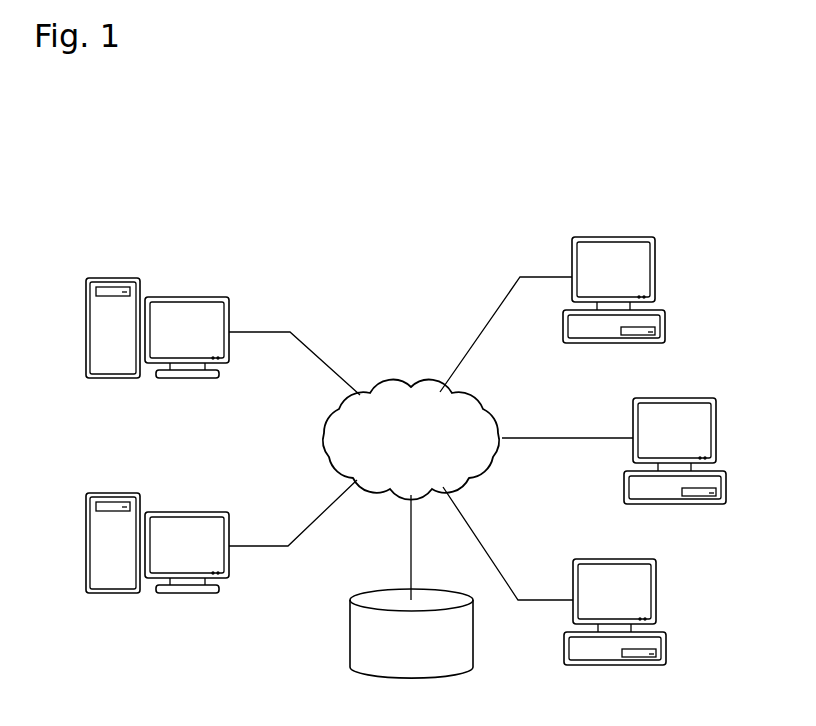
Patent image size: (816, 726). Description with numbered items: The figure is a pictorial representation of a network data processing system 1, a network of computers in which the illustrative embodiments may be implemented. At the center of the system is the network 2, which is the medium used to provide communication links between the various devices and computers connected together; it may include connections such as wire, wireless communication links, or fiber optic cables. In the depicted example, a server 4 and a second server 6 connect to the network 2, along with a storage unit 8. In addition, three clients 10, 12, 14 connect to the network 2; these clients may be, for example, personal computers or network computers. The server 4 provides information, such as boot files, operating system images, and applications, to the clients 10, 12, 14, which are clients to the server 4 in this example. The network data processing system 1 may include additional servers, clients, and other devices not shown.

The network data processing system 1 is at (297, 253).
The network 2 is at (405, 388).
The server 4 is at (86, 327).
The server 6 is at (86, 546).
The storage unit 8 is at (350, 628).
The client 10 is at (665, 325).
The client 12 is at (726, 487).
The client 14 is at (665, 650).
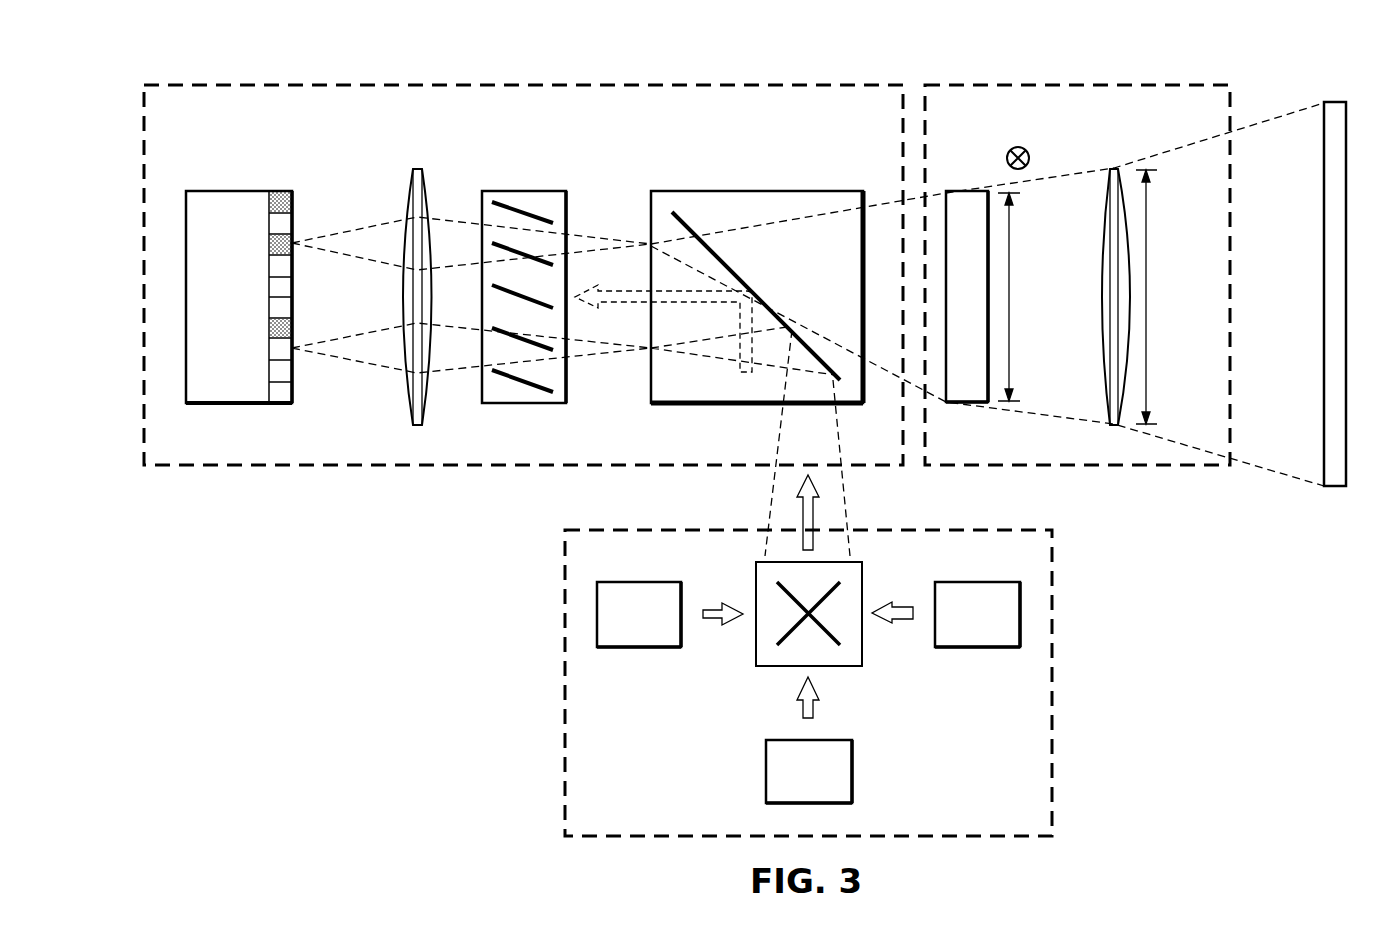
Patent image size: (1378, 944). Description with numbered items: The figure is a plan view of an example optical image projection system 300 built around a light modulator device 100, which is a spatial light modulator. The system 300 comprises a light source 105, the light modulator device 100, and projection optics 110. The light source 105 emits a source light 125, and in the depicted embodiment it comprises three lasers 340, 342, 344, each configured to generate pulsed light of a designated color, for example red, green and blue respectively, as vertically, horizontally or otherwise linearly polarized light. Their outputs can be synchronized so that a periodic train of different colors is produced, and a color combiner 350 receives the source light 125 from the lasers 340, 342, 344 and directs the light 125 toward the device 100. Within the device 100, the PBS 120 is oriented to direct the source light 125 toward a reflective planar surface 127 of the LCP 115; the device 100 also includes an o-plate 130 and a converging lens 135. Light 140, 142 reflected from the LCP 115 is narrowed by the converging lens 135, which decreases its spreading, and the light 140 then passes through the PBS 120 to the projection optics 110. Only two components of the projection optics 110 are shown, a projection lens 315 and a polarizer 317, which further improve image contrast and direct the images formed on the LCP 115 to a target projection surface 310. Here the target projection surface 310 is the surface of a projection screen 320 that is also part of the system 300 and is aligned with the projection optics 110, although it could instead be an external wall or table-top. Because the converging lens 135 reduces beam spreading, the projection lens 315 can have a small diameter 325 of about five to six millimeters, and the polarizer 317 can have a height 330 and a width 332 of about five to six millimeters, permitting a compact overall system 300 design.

The light modulator device 100 is at (522, 82).
The light source 105 is at (1053, 783).
The projection optics 110 is at (1103, 82).
The LCP 115 is at (271, 266).
The PBS 120 is at (753, 190).
The source light 125 is at (612, 290).
The reflective planar surface 127 is at (292, 288).
The o-plate 130 is at (523, 190).
The converging lens 135 is at (416, 170).
The light 140 is at (377, 236).
The light 142 is at (377, 362).
The optical image projection system 300 is at (410, 622).
The target projection surface 310 is at (1324, 297).
The projection lens 315 is at (1114, 169).
The polarizer 317 is at (966, 190).
The projection screen 320 is at (1312, 271).
The diameter 325 is at (1148, 296).
The height 330 is at (1019, 146).
The width 332 is at (1011, 296).
The laser 340 is at (639, 614).
The laser 342 is at (809, 771).
The laser 344 is at (977, 614).
The color combiner 350 is at (862, 657).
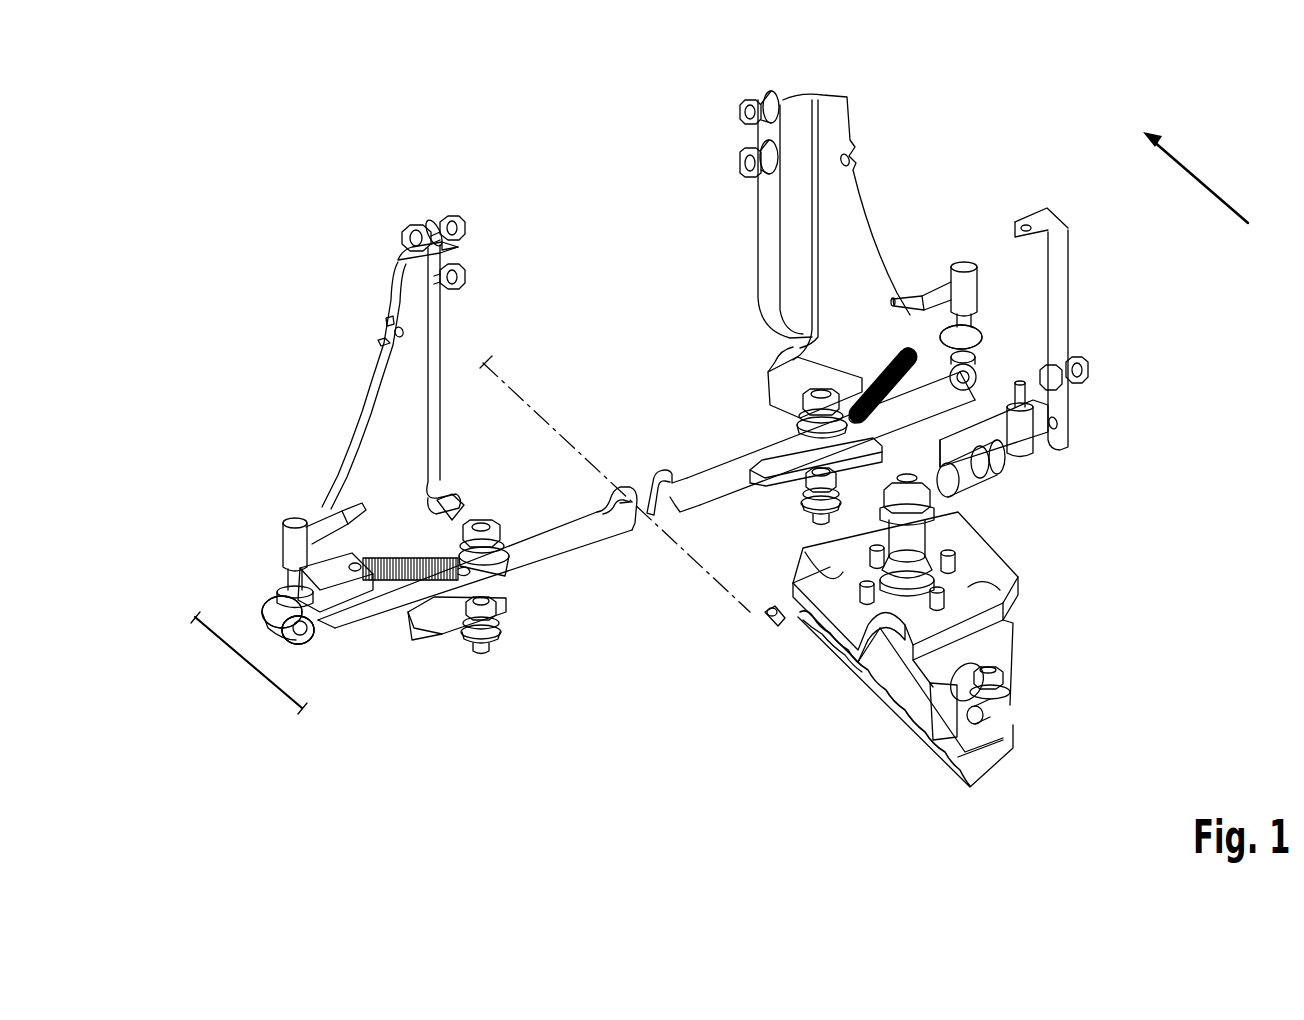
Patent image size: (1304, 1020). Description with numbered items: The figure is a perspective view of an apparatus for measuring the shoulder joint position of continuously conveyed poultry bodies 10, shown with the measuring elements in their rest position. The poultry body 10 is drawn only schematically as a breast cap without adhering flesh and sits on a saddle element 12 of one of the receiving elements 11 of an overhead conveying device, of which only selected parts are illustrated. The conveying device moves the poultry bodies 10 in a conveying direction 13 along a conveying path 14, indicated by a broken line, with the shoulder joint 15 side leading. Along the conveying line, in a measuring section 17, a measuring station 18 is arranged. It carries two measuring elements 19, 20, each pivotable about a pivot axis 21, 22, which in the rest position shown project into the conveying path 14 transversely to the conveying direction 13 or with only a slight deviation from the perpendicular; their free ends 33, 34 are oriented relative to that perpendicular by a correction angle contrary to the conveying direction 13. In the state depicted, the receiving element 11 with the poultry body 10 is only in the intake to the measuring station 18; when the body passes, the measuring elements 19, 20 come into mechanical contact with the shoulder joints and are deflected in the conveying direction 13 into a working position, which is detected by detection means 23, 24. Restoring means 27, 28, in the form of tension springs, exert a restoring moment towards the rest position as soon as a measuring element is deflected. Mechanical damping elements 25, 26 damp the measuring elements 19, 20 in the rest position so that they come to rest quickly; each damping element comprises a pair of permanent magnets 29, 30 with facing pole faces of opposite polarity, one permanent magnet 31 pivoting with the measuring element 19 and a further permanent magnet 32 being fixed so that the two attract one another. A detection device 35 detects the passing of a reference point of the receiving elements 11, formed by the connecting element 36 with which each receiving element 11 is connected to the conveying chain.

The poultry body 10 is at (805, 652).
The receiving element 11 is at (1065, 655).
The saddle element 12 is at (893, 677).
The conveying direction 13 is at (1208, 184).
The conveying path 14 is at (492, 360).
The shoulder joint 15 is at (765, 615).
The measuring section 17 is at (238, 660).
The measuring station 18 is at (335, 417).
The measuring element 19 is at (581, 540).
The measuring element 20 is at (733, 467).
The pivot axis 21 is at (481, 522).
The pivot axis 22 is at (822, 390).
The detection means 23 is at (290, 545).
The detection means 24 is at (964, 297).
The damping element 25 is at (318, 660).
The damping element 26 is at (1008, 355).
The restoring means 27 is at (399, 558).
The restoring means 28 is at (863, 403).
The pair of permanent magnets 29 is at (232, 610).
The pair of permanent magnets 30 is at (1003, 340).
The permanent magnet 31 is at (302, 628).
The permanent magnet 32 is at (268, 606).
The free end 33 is at (620, 503).
The free end 34 is at (670, 497).
The detection device 35 is at (1044, 492).
The connecting element 36 is at (913, 533).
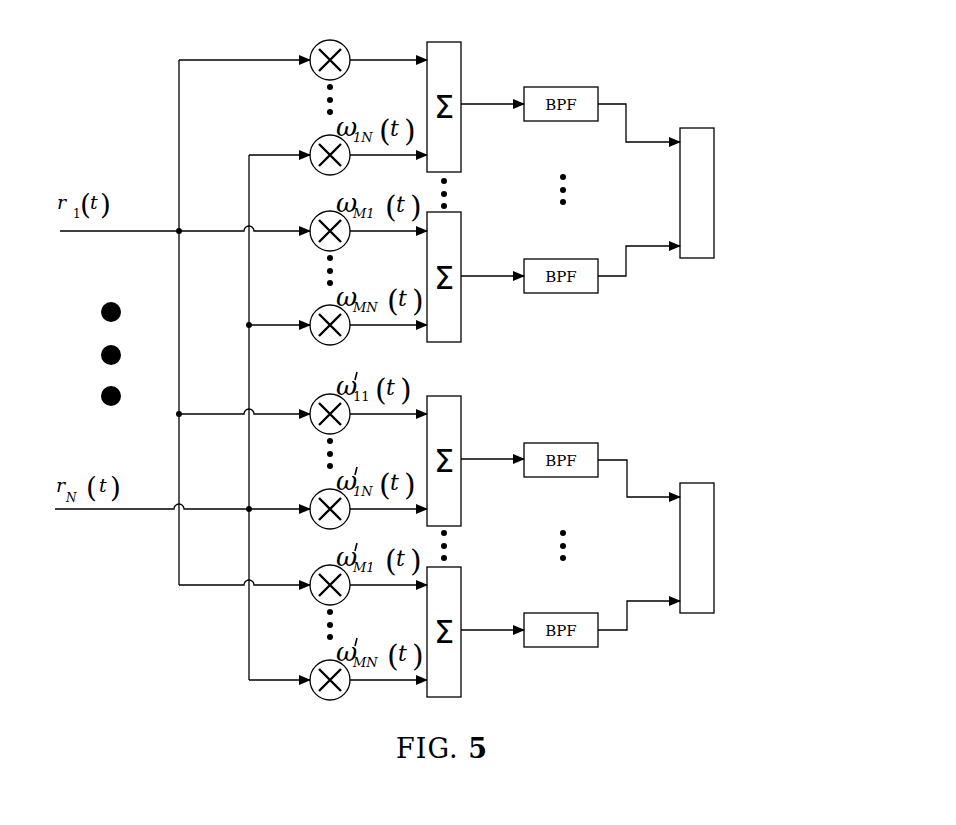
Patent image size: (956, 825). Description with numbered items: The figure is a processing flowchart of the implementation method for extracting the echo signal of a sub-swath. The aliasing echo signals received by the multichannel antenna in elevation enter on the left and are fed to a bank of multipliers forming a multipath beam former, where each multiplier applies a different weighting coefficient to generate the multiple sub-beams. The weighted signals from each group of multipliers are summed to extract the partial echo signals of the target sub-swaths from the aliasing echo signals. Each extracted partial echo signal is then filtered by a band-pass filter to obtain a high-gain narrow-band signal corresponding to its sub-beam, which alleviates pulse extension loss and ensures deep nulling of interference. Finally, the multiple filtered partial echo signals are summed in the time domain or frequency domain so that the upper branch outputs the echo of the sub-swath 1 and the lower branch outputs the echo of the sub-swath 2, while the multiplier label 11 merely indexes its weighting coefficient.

The sub-swath 1 is at (815, 192).
The sub-swath 2 is at (714, 547).
The multiplier for weight w11(t) 11 is at (361, 48).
◆ ◆ ◆
▶ **What is needed**: Collect every line of the data above that contains the word "storage".

▶ **Solution to this task**:
Patent image size: (816, 726). Description with numbered items: The figure is a pictorial representation of a network data processing system 1, a network of computers in which the illustrative embodiments may be implemented. At the center of the system is the network 2, which is the medium used to provide communication links between the various devices and computers connected together; it may include connections such as wire, wireless communication links, or fiber optic cables. In the depicted example, a server 4 and a second server 6 connect to the network 2, along with a storage unit 8. In addition, three clients 10, 12, 14 connect to the network 2; these clients may be, for example, personal computers or network computers. The server 4 provides information, such as boot files, operating system images, and applications, to the clients 10, 12, 14, which are clients to the server 4 in this example. The network data processing system 1 may include additional servers, clients, and other devices not shown.
The storage unit 8 is at (350, 628).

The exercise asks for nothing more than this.